• Problem to work on: Check each line of the material. Copy those containing "Sauce".

• Exercise data:
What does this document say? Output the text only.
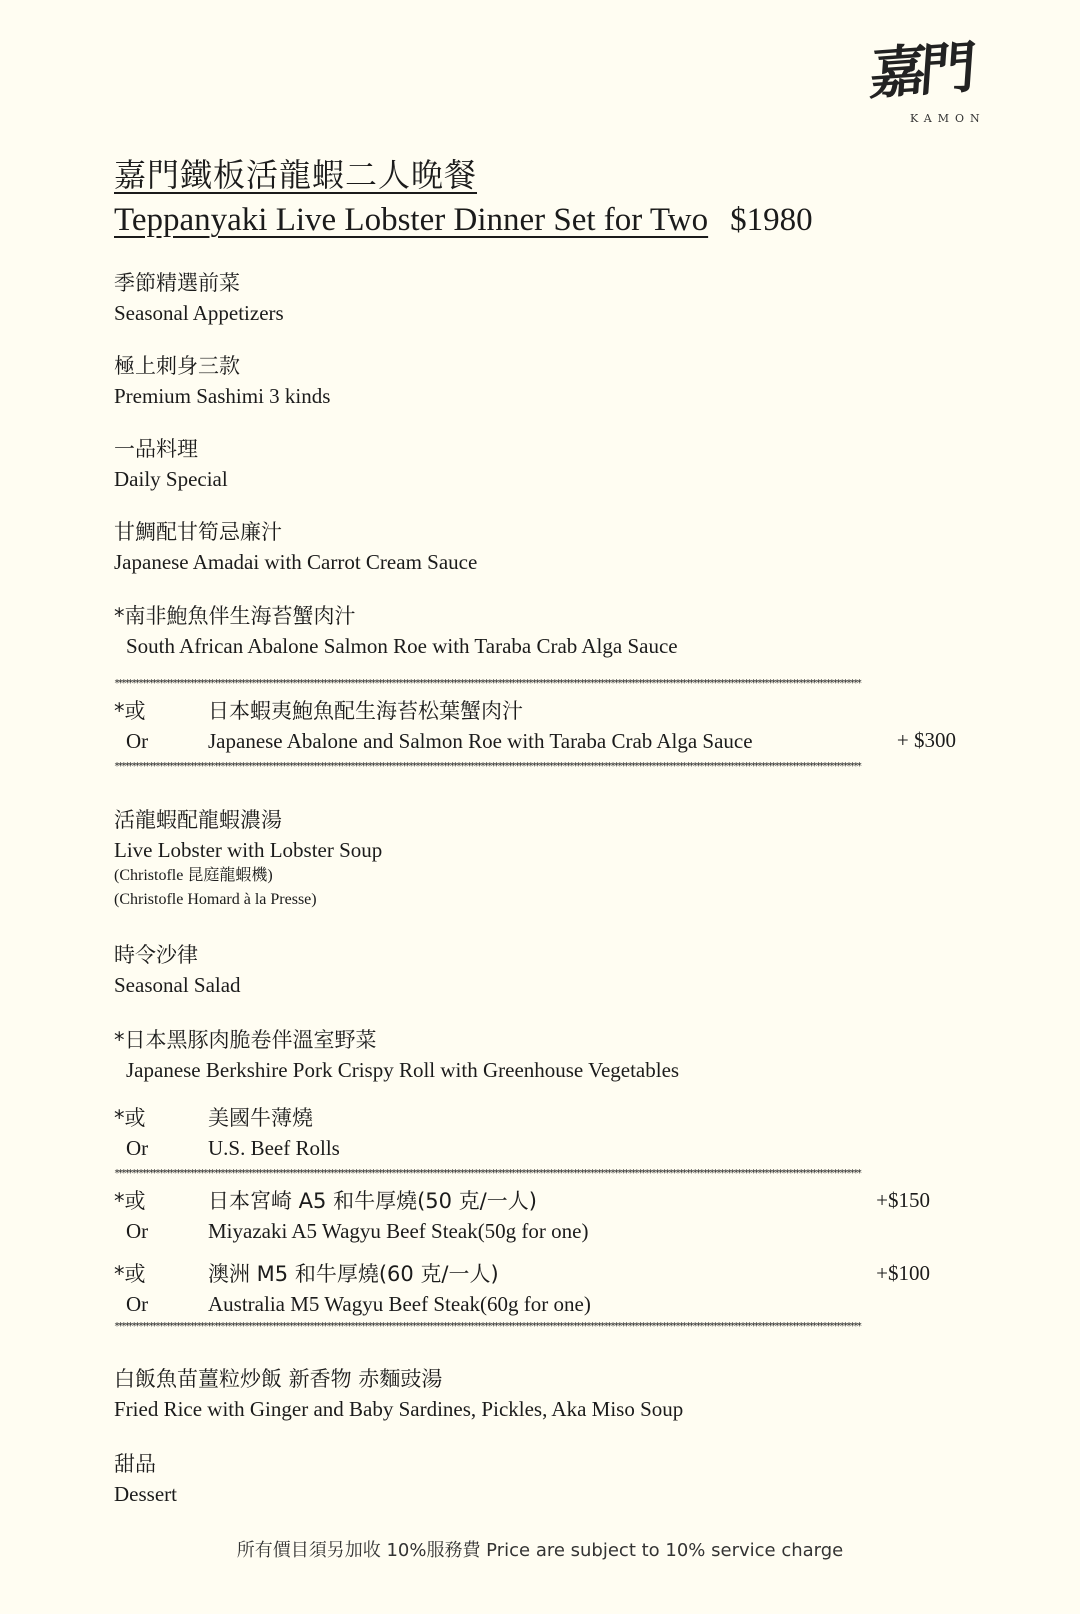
嘉門
KAMON
嘉門鐵板活龍蝦二人晚餐
Teppanyaki Live Lobster Dinner Set for Two $1980
季節精選前菜
Seasonal Appetizers
極上刺身三款
Premium Sashimi 3 kinds
一品料理
Daily Special
甘鯛配甘筍忌廉汁
Japanese Amadai with Carrot Cream Sauce
*南非鮑魚伴生海苔蟹肉汁
South African Abalone Salmon Roe with Taraba Crab Alga Sauce
**************************************************************************************************************************************************************************************************************************
*或
Or
日本蝦夷鮑魚配生海苔松葉蟹肉汁
Japanese Abalone and Salmon Roe with Taraba Crab Alga Sauce	+ $300
**************************************************************************************************************************************************************************************************************************
活龍蝦配龍蝦濃湯
Live Lobster with Lobster Soup
(Christofle 昆庭龍蝦機)
(Christofle Homard à la Presse)
時令沙律
Seasonal Salad
*日本黑豚肉脆卷伴溫室野菜
Japanese Berkshire Pork Crispy Roll with Greenhouse Vegetables
*或
Or
美國牛薄燒
U.S. Beef Rolls
**************************************************************************************************************************************************************************************************************************
*或
Or
日本宮崎 A5 和牛厚燒(50 克/一人)
Miyazaki A5 Wagyu Beef Steak(50g for one)
+$150
*或
Or
澳洲 M5 和牛厚燒(60 克/一人)
Australia M5 Wagyu Beef Steak(60g for one)
+$100
**************************************************************************************************************************************************************************************************************************
白飯魚苗薑粒炒飯 新香物 赤麵豉湯
Fried Rice with Ginger and Baby Sardines, Pickles, Aka Miso Soup
甜品
Dessert
所有價目須另加收 10%服務費 Price are subject to 10% service charge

• Exercise answer:
Japanese Amadai with Carrot Cream Sauce
South African Abalone Salmon Roe with Taraba Crab Alga Sauce
Japanese Abalone and Salmon Roe with Taraba Crab Alga Sauce	+ $300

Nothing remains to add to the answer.